GOAL OF THE EXERCISE =
Read the listing below and copy out every line that holds "background".

TASK MATERIAL =
---*---
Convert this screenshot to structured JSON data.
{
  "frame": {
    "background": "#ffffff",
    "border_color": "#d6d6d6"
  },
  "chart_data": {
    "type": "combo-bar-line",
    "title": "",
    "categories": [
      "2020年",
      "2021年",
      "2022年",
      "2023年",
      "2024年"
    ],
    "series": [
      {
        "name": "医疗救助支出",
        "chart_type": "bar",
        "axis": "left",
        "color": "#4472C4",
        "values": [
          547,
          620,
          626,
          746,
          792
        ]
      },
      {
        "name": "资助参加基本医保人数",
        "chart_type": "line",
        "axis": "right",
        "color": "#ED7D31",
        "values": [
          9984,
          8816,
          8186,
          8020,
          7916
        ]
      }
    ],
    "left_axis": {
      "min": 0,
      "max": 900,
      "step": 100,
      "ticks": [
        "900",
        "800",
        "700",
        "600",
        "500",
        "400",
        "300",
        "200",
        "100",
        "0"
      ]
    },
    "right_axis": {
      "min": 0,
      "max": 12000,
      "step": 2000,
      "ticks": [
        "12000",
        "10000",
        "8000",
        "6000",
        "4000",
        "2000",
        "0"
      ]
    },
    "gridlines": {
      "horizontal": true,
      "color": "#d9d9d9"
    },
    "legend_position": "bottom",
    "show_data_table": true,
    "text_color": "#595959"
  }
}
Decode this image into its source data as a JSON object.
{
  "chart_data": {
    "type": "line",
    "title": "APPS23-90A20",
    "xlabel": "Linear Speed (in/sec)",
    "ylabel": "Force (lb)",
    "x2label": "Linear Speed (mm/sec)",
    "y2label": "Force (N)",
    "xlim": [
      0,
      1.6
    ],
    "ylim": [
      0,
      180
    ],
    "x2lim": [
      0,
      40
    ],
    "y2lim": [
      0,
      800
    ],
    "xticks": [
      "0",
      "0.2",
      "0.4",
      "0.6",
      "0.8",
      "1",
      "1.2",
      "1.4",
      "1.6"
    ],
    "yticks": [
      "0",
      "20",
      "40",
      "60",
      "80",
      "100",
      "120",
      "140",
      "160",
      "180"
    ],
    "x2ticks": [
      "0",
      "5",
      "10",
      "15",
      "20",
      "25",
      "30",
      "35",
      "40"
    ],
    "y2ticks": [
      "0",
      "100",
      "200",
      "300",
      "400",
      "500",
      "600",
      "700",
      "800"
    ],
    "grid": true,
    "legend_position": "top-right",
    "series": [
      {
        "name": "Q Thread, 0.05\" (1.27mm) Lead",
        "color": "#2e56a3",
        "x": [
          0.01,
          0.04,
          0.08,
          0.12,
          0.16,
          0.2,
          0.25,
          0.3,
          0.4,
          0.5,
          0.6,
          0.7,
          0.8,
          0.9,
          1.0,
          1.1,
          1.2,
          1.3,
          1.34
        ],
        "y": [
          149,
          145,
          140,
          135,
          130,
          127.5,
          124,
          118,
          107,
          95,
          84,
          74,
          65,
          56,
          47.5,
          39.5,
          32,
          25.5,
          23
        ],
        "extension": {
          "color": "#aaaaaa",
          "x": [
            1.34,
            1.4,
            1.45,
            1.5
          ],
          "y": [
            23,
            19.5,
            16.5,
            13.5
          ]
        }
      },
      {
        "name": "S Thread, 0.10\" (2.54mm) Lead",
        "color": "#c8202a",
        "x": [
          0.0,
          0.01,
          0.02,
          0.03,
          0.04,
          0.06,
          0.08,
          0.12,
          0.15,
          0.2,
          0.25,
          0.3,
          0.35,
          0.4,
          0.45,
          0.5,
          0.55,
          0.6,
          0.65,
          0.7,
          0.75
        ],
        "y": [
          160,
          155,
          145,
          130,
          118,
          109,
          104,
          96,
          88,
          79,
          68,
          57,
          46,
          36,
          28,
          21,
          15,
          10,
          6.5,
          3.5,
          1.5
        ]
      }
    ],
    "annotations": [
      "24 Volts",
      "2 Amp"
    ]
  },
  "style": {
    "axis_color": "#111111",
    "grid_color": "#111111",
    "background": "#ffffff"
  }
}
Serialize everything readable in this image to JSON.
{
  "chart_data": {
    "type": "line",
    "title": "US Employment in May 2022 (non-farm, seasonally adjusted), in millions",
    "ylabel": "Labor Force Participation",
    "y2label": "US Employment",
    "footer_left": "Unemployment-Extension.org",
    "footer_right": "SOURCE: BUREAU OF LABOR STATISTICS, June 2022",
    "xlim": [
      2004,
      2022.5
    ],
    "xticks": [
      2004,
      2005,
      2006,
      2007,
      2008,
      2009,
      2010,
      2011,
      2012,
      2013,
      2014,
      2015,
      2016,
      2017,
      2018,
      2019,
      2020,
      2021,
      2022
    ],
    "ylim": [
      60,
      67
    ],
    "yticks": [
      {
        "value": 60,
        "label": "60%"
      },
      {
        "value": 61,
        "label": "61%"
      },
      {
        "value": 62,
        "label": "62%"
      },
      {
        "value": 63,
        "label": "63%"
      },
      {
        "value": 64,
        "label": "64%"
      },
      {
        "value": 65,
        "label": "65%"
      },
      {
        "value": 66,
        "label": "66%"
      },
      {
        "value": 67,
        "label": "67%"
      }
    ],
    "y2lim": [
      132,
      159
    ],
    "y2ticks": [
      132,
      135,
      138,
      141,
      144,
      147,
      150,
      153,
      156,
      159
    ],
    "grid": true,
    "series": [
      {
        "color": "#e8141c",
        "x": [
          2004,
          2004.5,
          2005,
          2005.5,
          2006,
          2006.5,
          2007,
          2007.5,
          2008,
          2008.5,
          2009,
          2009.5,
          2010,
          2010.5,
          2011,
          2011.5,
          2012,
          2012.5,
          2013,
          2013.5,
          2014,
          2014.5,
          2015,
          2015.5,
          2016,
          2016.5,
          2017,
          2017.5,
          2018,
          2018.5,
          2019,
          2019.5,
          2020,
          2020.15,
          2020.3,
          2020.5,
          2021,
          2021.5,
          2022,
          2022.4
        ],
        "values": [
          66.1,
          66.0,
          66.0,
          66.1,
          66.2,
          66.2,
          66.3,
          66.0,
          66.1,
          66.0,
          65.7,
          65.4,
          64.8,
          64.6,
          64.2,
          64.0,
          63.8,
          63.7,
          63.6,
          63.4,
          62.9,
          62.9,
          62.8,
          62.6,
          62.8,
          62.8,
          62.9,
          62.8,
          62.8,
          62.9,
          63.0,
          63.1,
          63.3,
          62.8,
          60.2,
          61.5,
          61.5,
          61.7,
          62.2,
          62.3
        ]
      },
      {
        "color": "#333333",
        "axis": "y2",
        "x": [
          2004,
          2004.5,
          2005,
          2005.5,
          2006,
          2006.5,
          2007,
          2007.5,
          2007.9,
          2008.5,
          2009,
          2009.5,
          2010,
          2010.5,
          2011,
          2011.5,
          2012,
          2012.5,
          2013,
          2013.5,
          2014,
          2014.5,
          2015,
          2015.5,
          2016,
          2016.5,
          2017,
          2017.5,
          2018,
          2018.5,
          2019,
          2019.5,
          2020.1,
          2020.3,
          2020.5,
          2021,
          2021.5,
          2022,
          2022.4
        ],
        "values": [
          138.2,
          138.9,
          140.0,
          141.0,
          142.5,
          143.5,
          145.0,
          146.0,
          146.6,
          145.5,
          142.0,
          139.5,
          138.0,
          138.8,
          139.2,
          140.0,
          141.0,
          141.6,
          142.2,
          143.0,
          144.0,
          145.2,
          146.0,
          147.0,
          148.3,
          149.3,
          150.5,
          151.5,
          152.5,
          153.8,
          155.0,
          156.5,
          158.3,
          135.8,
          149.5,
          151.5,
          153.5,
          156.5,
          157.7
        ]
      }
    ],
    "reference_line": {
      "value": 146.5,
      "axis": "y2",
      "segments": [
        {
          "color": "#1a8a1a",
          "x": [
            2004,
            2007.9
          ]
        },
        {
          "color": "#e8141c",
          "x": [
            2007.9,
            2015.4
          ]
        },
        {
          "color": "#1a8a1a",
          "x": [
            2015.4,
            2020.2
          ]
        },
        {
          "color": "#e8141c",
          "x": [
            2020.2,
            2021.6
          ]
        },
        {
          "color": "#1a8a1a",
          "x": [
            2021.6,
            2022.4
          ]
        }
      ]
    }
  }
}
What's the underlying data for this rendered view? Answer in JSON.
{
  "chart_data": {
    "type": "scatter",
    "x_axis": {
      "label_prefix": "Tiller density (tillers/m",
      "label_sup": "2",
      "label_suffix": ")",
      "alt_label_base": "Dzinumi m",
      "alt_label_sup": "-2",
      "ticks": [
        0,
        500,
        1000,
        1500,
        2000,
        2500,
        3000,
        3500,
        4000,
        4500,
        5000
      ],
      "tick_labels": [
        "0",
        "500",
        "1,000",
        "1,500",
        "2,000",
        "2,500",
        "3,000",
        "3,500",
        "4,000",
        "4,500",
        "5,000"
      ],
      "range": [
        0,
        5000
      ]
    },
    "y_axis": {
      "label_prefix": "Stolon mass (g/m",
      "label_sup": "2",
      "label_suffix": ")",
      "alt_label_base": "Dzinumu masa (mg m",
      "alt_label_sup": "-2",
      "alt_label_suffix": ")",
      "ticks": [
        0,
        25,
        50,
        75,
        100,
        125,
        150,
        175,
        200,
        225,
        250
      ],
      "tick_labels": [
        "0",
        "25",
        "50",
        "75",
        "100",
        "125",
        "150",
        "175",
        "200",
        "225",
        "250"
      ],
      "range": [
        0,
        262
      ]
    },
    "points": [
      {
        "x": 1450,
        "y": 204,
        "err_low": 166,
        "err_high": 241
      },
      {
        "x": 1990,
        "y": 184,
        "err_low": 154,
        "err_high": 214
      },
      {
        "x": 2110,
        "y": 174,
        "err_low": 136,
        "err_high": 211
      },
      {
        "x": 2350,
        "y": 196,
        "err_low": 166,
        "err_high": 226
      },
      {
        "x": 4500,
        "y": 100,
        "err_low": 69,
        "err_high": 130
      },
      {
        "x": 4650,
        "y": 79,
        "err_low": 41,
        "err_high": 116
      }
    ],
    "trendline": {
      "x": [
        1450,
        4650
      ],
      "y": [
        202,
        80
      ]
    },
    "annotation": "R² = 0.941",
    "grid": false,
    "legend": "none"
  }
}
---*---
RESPONSE TO THE EXERCISE =
    "background": "#ffffff",
    "background": "#ffffff"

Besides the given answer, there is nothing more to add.